> [Exercise task]: The entries are to be returned exactly, with images left out.

'''

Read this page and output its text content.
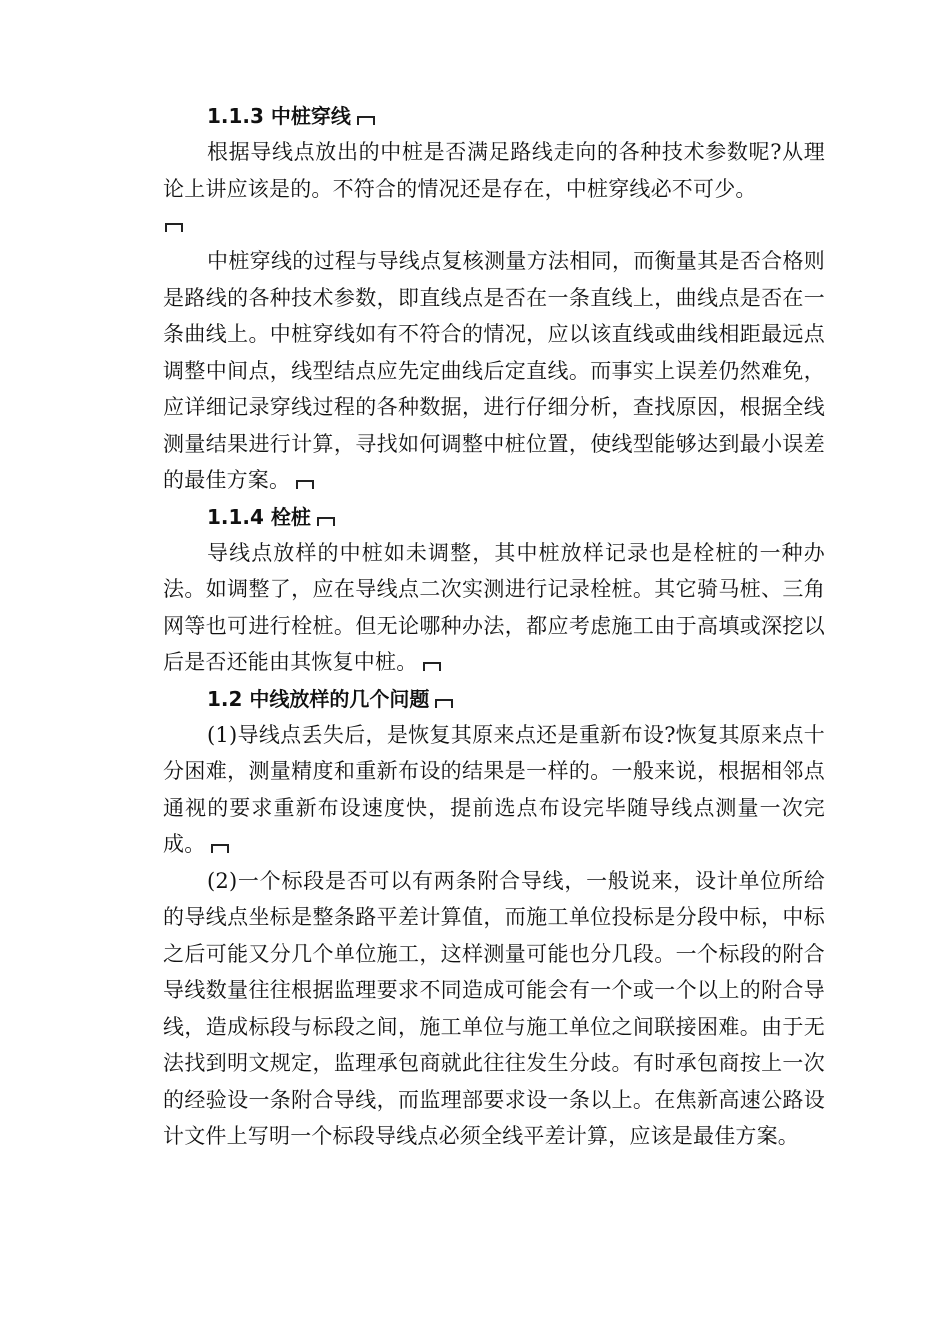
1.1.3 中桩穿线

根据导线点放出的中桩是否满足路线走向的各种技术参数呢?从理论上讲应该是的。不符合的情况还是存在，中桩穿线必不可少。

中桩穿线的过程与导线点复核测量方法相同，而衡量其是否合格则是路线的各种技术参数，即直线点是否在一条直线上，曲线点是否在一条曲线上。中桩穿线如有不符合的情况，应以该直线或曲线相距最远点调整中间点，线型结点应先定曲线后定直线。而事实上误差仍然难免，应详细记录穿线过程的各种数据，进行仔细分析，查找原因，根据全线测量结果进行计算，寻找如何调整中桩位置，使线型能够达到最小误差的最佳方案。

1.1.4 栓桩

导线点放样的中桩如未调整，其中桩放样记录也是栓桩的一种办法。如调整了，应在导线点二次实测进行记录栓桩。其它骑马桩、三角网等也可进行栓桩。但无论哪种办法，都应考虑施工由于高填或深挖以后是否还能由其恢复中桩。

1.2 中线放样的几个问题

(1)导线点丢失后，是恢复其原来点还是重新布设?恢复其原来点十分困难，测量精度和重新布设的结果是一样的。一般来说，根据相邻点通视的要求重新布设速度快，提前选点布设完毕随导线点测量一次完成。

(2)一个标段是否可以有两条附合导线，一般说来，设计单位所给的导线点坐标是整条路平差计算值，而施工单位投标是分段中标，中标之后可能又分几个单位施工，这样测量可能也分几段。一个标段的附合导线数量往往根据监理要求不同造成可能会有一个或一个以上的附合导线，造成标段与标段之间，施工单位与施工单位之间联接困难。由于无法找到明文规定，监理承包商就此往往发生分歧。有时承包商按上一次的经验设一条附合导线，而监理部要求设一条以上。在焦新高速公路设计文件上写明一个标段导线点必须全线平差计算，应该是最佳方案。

'''

> [Problem solution]:
Read this page and output its text content.
1.1.3 中桩穿线

根据导线点放出的中桩是否满足路线走向的各种技术参数呢?从理论上讲应该是的。不符合的情况还是存在，中桩穿线必不可少。

中桩穿线的过程与导线点复核测量方法相同，而衡量其是否合格则是路线的各种技术参数，即直线点是否在一条直线上，曲线点是否在一条曲线上。中桩穿线如有不符合的情况，应以该直线或曲线相距最远点调整中间点，线型结点应先定曲线后定直线。而事实上误差仍然难免，应详细记录穿线过程的各种数据，进行仔细分析，查找原因，根据全线测量结果进行计算，寻找如何调整中桩位置，使线型能够达到最小误差的最佳方案。

1.1.4 栓桩

导线点放样的中桩如未调整，其中桩放样记录也是栓桩的一种办法。如调整了，应在导线点二次实测进行记录栓桩。其它骑马桩、三角网等也可进行栓桩。但无论哪种办法，都应考虑施工由于高填或深挖以后是否还能由其恢复中桩。

1.2 中线放样的几个问题

(1)导线点丢失后，是恢复其原来点还是重新布设?恢复其原来点十分困难，测量精度和重新布设的结果是一样的。一般来说，根据相邻点通视的要求重新布设速度快，提前选点布设完毕随导线点测量一次完成。

(2)一个标段是否可以有两条附合导线，一般说来，设计单位所给的导线点坐标是整条路平差计算值，而施工单位投标是分段中标，中标之后可能又分几个单位施工，这样测量可能也分几段。一个标段的附合导线数量往往根据监理要求不同造成可能会有一个或一个以上的附合导线，造成标段与标段之间，施工单位与施工单位之间联接困难。由于无法找到明文规定，监理承包商就此往往发生分歧。有时承包商按上一次的经验设一条附合导线，而监理部要求设一条以上。在焦新高速公路设计文件上写明一个标段导线点必须全线平差计算，应该是最佳方案。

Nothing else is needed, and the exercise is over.